_Directive_
Examine the material below. Gather every line in which the string "name" appears.

_Exercise input_
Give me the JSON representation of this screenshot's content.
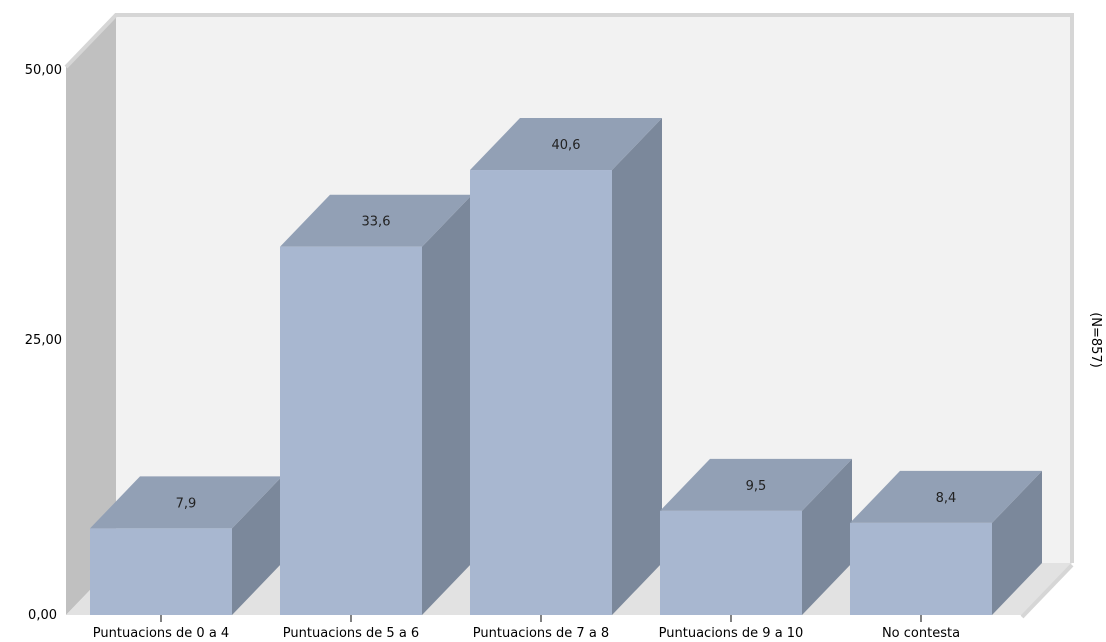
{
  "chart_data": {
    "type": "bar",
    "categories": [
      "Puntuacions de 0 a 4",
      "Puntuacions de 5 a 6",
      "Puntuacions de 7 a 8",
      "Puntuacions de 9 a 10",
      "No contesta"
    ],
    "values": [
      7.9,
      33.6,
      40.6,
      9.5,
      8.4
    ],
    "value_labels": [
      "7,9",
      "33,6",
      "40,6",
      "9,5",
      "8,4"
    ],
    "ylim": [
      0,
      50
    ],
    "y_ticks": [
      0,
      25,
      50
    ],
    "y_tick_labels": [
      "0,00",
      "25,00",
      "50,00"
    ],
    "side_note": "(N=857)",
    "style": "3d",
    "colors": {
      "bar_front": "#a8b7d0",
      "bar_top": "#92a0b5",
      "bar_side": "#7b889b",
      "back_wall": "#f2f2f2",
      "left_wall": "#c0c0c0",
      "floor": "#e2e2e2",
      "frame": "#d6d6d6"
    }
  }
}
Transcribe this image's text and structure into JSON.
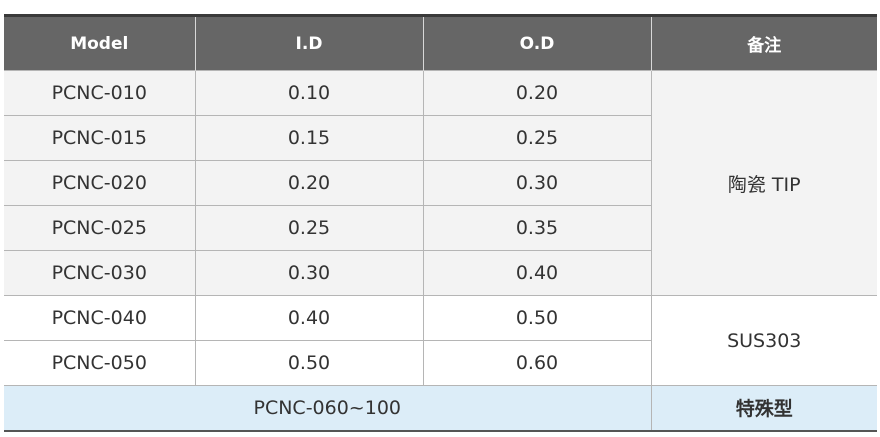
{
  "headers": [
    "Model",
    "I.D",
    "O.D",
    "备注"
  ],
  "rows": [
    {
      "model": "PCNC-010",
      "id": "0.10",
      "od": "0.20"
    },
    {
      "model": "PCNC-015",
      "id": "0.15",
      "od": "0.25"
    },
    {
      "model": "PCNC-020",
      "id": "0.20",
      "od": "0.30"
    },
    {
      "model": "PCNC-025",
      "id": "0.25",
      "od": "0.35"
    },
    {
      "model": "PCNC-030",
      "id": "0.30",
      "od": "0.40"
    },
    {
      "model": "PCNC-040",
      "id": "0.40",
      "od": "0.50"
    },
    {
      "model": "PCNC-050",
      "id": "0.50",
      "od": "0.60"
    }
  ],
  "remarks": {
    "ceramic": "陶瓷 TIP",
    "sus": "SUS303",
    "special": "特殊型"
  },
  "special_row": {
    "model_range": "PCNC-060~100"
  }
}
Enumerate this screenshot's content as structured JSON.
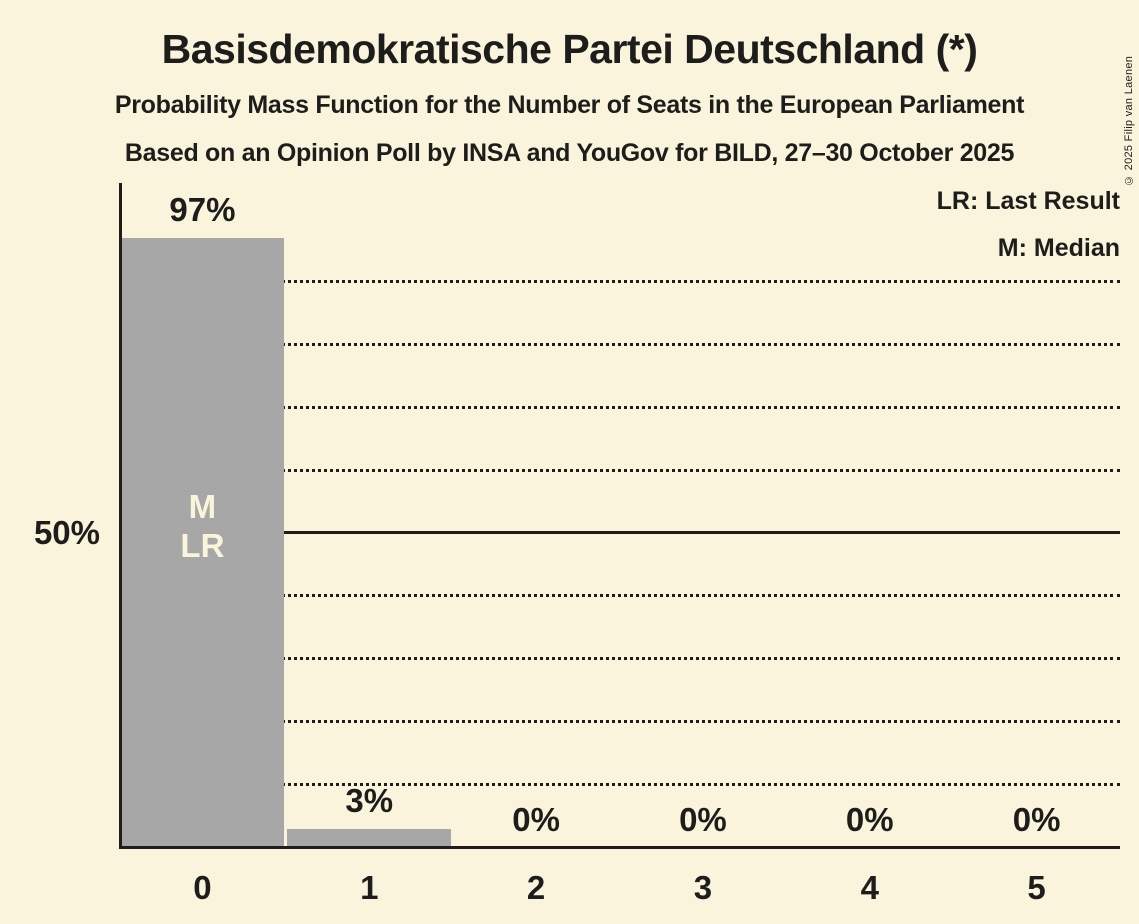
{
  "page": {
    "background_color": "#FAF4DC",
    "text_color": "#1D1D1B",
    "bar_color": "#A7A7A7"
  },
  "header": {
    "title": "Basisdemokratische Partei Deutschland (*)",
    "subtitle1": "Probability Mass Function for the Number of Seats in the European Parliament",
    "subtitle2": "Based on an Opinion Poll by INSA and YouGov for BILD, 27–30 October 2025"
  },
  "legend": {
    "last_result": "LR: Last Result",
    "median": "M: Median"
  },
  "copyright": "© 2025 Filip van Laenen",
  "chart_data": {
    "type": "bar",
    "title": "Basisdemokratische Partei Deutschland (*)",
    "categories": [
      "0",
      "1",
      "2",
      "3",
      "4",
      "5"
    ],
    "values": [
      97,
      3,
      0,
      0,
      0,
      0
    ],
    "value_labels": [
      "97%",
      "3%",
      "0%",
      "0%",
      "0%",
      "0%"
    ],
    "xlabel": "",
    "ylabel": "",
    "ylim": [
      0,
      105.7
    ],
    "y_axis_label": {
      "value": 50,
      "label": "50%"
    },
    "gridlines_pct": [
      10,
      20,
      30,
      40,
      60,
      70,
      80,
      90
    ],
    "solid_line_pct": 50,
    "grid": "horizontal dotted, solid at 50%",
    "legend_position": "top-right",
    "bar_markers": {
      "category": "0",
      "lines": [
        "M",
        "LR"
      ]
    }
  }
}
---
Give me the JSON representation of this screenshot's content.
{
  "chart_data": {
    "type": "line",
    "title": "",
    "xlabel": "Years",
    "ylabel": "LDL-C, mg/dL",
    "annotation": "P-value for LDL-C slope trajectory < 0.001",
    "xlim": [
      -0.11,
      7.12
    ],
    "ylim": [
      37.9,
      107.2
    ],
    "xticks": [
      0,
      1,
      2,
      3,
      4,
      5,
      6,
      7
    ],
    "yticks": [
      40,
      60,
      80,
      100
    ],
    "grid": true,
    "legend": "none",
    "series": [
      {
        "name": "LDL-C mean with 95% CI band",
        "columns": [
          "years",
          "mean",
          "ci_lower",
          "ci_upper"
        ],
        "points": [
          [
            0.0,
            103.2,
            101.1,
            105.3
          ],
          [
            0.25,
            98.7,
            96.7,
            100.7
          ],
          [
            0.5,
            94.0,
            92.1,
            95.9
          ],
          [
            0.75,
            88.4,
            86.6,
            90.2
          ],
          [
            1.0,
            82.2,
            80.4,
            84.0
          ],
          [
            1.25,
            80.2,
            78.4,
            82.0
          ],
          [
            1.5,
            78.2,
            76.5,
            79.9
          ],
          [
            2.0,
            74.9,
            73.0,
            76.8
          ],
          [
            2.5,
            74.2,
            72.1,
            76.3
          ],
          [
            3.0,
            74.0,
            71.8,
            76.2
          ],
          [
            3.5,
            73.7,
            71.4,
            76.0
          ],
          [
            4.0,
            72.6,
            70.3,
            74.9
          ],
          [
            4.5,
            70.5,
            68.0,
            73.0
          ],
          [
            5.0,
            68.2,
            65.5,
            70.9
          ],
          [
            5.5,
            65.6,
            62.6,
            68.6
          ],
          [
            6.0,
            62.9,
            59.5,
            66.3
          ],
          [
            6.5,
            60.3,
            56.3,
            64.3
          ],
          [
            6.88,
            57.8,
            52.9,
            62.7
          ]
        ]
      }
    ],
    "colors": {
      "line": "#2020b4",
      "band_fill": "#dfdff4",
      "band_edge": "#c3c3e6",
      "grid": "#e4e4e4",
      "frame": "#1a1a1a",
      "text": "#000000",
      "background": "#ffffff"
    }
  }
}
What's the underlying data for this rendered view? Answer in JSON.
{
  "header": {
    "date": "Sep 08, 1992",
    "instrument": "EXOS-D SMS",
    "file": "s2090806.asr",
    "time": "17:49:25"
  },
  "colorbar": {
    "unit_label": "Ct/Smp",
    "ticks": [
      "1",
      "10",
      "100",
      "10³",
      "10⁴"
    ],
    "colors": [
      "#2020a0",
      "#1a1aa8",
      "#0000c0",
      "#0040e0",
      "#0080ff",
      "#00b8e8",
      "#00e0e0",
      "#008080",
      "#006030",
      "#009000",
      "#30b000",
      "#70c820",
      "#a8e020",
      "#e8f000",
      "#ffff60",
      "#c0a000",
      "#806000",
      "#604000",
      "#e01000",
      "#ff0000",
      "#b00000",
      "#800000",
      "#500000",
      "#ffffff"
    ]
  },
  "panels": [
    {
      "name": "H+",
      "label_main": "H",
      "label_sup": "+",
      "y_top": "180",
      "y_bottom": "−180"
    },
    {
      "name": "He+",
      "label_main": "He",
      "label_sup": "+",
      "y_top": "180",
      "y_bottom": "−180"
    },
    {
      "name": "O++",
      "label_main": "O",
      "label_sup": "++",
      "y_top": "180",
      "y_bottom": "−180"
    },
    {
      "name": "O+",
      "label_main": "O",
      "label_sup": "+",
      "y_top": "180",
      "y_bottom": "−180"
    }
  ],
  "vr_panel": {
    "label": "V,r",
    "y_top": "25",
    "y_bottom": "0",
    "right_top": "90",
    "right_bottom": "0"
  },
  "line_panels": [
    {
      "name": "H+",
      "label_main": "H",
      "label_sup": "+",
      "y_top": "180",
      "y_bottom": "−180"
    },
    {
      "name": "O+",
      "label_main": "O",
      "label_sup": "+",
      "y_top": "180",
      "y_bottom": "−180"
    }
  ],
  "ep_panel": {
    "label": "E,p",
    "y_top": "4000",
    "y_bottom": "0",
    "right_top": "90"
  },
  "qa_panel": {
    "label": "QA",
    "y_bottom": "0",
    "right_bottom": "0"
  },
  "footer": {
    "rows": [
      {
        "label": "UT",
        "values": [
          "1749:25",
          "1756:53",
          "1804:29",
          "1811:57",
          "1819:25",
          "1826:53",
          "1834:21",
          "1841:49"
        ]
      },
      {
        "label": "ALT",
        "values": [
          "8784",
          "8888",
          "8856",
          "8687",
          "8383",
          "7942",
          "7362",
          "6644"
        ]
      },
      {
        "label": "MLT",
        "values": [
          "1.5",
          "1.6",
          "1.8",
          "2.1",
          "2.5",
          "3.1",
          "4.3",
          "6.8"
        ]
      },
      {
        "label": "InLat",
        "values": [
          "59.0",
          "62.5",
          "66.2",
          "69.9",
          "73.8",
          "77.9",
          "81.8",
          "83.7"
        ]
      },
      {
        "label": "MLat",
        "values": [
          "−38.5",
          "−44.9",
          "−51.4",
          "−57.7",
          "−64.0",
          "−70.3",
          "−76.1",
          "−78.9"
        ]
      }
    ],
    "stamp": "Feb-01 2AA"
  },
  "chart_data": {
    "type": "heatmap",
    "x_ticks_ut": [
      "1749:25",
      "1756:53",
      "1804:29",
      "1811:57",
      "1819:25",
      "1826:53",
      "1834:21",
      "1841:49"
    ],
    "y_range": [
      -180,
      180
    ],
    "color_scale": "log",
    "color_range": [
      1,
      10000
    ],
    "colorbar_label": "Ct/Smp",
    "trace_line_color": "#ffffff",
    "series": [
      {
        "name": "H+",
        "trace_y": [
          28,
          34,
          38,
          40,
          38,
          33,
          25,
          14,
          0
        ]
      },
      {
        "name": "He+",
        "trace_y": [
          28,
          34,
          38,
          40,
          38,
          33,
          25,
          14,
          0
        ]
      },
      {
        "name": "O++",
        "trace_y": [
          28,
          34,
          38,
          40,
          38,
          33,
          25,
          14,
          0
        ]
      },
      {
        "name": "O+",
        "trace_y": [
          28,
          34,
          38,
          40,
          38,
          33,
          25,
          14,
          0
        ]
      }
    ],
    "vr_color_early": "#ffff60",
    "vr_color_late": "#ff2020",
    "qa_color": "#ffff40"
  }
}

_Result of this task_
        "name": "LDL-C mean with 95% CI band",
      "name": "H+",
      "name": "He+",
      "name": "O++",
      "name": "O+",
      "name": "H+",
      "name": "O+",
        "name": "H+",
        "name": "He+",
        "name": "O++",
        "name": "O+",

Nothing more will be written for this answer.